— Data items —
»»
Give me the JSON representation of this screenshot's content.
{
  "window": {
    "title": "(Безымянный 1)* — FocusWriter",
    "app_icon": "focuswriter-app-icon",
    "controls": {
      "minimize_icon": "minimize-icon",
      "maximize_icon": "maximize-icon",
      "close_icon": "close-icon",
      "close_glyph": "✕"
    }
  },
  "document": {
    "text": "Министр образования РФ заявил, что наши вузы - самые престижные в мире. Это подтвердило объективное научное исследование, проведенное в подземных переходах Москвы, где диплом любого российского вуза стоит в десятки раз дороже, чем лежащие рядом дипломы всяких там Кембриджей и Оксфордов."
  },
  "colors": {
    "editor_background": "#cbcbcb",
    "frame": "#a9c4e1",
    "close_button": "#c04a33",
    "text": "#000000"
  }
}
««
»»
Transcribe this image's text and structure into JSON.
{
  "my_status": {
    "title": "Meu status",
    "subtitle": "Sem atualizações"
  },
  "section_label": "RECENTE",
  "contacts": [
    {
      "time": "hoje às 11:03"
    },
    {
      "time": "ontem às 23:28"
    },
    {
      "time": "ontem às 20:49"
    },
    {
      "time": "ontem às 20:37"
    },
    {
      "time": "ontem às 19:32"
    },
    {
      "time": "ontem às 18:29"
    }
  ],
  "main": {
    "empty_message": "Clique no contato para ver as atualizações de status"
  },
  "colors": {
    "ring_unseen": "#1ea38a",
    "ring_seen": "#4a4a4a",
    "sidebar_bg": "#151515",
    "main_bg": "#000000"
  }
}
««
»»
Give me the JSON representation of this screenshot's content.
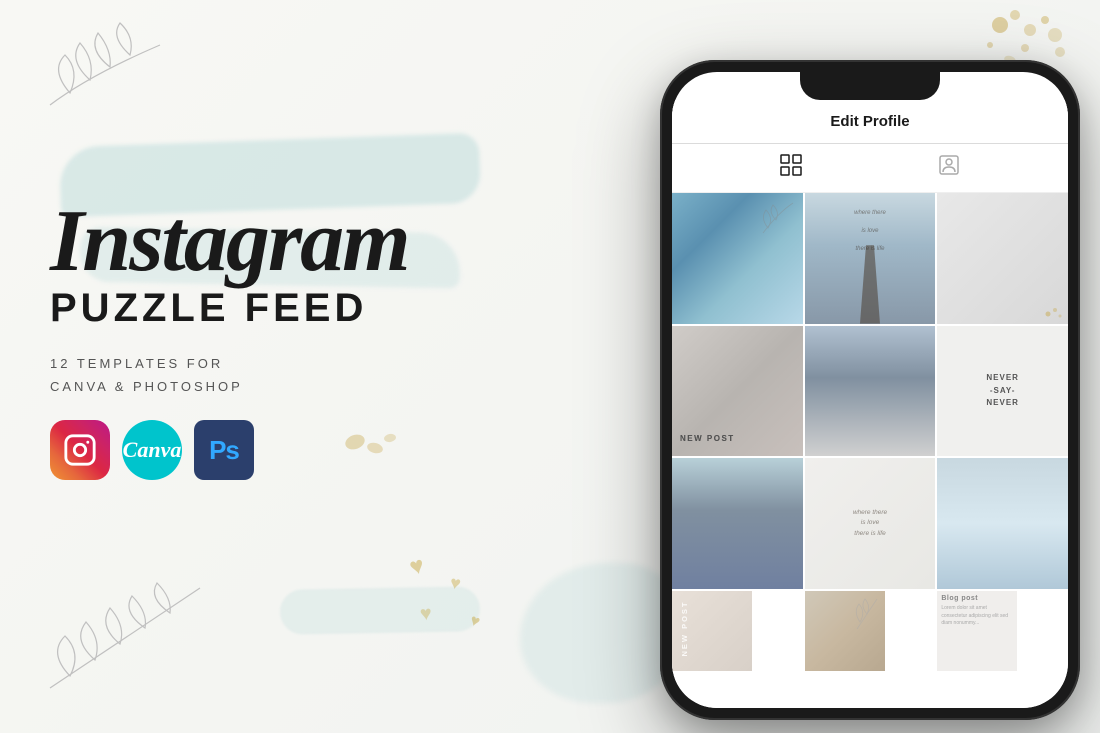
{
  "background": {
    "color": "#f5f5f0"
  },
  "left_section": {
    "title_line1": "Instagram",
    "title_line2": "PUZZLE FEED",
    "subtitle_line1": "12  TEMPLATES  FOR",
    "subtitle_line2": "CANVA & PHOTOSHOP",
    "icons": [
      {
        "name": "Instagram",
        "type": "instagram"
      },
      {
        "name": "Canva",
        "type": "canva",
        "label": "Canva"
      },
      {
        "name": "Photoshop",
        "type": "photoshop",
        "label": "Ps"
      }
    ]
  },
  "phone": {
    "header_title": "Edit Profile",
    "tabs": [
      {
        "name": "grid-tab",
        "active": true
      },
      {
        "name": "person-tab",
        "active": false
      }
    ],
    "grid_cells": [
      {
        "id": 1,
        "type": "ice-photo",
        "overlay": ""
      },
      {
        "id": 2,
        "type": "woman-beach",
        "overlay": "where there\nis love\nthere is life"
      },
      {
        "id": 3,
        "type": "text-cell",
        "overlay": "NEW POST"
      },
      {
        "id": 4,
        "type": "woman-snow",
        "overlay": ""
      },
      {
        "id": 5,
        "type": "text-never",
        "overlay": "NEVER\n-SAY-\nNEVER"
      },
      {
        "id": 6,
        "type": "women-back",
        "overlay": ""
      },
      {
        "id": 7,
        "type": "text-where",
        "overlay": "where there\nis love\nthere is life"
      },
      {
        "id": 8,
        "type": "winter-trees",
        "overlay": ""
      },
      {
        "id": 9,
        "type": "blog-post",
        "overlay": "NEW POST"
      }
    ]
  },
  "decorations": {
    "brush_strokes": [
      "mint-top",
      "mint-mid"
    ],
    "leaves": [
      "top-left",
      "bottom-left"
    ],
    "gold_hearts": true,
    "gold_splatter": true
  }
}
««
— SET EXERCISE —
How many lines in the records above contain the word "atualizações"? Give only the number.

— SOLUTION FOR THIS EXERCISE —
2